What to do> Write the listing below out again exactly, dropping the images.

>>>

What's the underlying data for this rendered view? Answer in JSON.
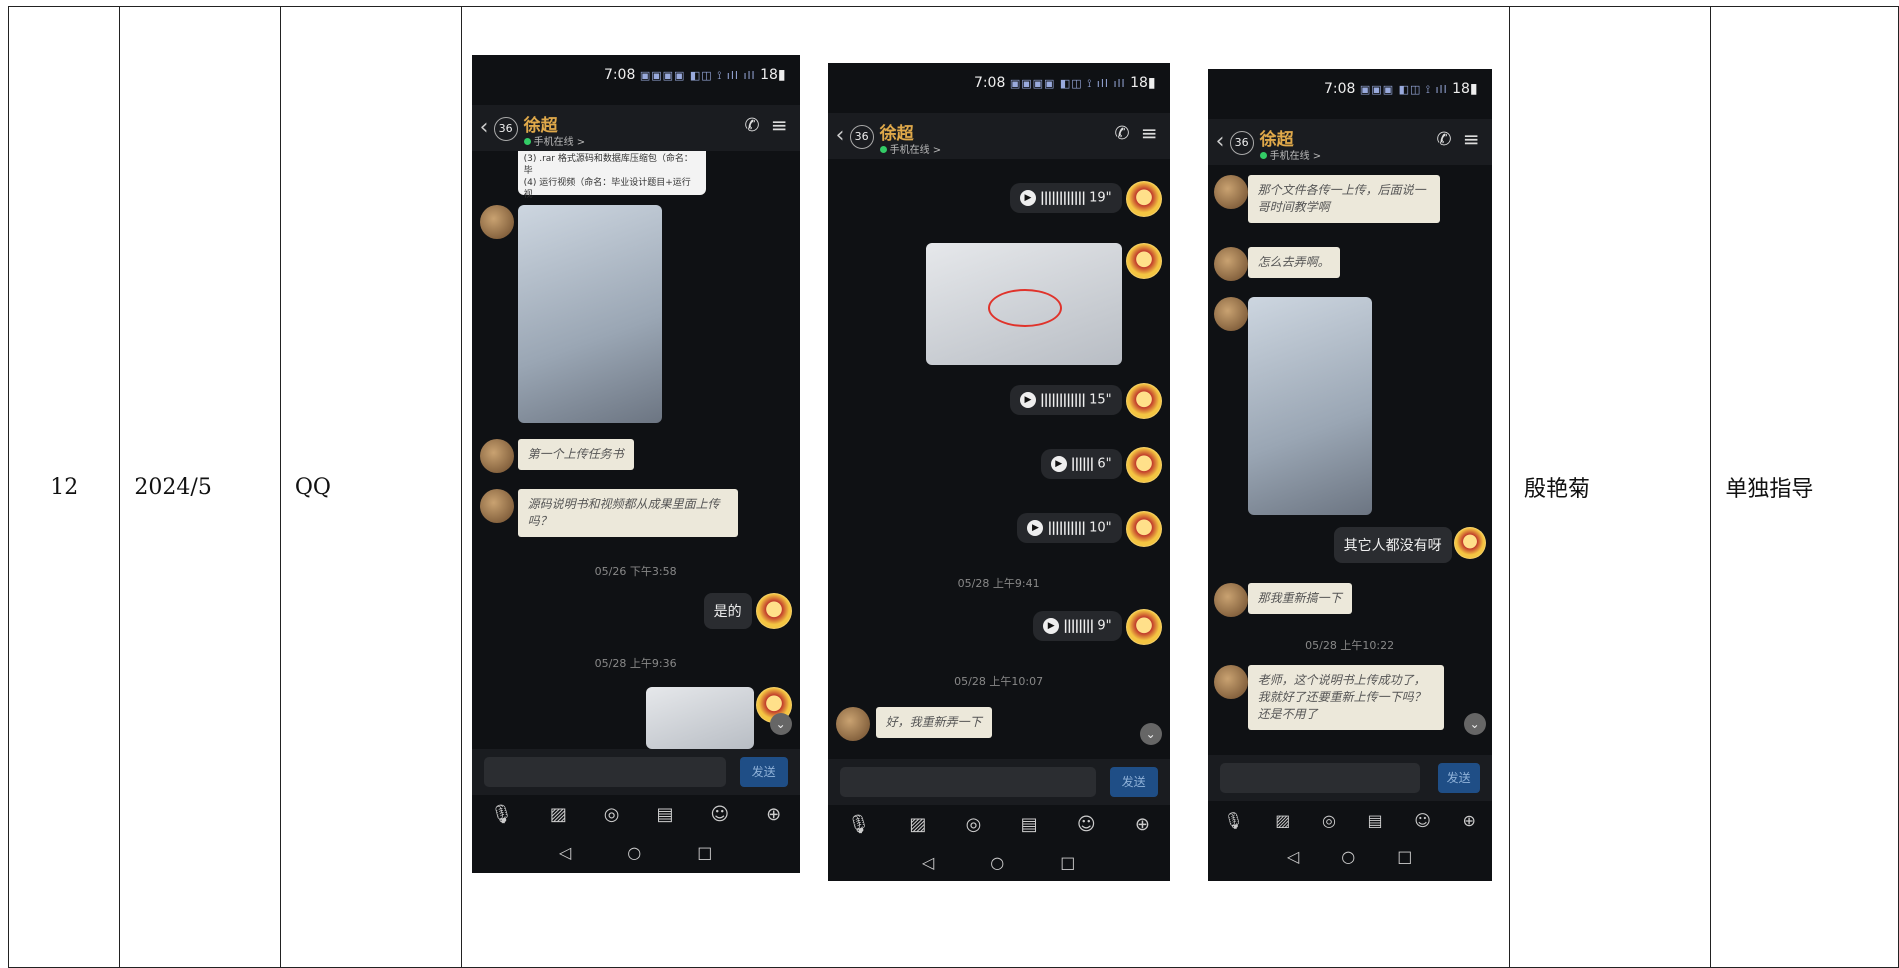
{
  "row": {
    "index": "12",
    "date": "2024/5",
    "platform": "QQ",
    "teacher": "殷艳菊",
    "method": "单独指导"
  },
  "phone": {
    "status_time": "7:08",
    "battery": "18",
    "contact_name": "徐超",
    "unread_badge": "36",
    "online_status": "手机在线 >",
    "send_label": "发送",
    "back_icon": "chevron-left-icon",
    "call_icon": "phone-icon",
    "menu_icon": "menu-icon"
  },
  "screen1": {
    "doc_lines": [
      "(3) .rar 格式源码和数据库压缩包（命名：毕",
      "(4) 运行视频（命名：毕业设计题目+运行视"
    ],
    "msg1": "第一个上传任务书",
    "msg2": "源码说明书和视频都从成果里面上传吗？",
    "time1": "05/26 下午3:58",
    "reply1": "是的",
    "time2": "05/28 上午9:36"
  },
  "screen2": {
    "voice1": "19\"",
    "voice2": "15\"",
    "voice3": "6\"",
    "voice4": "10\"",
    "time1": "05/28 上午9:41",
    "voice5": "9\"",
    "time2": "05/28 上午10:07",
    "msg1": "好，我重新弄一下"
  },
  "screen3": {
    "msg1": "那个文件各传一上传，后面说一哥时间教学啊",
    "msg2": "怎么去弄啊。",
    "reply1": "其它人都没有呀",
    "msg3": "那我重新搞一下",
    "time1": "05/28 上午10:22",
    "msg4": "老师，这个说明书上传成功了，我就好了还要重新上传一下吗？还是不用了"
  }
}
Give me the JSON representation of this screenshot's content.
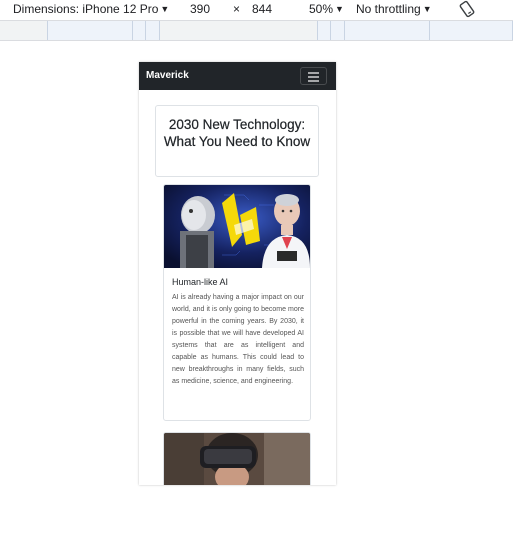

<<<

Output for this task>
What's the underlying data for this rendered view? Answer in JSON.
{
  "row": {
    "index": "12",
    "date": "2024/5",
    "platform": "QQ",
    "teacher": "殷艳菊",
    "method": "单独指导"
  },
  "phone": {
    "status_time": "7:08",
    "battery": "18",
    "contact_name": "徐超",
    "unread_badge": "36",
    "online_status": "手机在线 >",
    "send_label": "发送",
    "back_icon": "chevron-left-icon",
    "call_icon": "phone-icon",
    "menu_icon": "menu-icon"
  },
  "screen1": {
    "doc_lines": [
      "(3) .rar 格式源码和数据库压缩包（命名：毕",
      "(4) 运行视频（命名：毕业设计题目+运行视"
    ],
    "msg1": "第一个上传任务书",
    "msg2": "源码说明书和视频都从成果里面上传吗？",
    "time1": "05/26 下午3:58",
    "reply1": "是的",
    "time2": "05/28 上午9:36"
  },
  "screen2": {
    "voice1": "19\"",
    "voice2": "15\"",
    "voice3": "6\"",
    "voice4": "10\"",
    "time1": "05/28 上午9:41",
    "voice5": "9\"",
    "time2": "05/28 上午10:07",
    "msg1": "好，我重新弄一下"
  },
  "screen3": {
    "msg1": "那个文件各传一上传，后面说一哥时间教学啊",
    "msg2": "怎么去弄啊。",
    "reply1": "其它人都没有呀",
    "msg3": "那我重新搞一下",
    "time1": "05/28 上午10:22",
    "msg4": "老师，这个说明书上传成功了，我就好了还要重新上传一下吗？还是不用了"
  }
}
Give me the JSON representation of this screenshot's content.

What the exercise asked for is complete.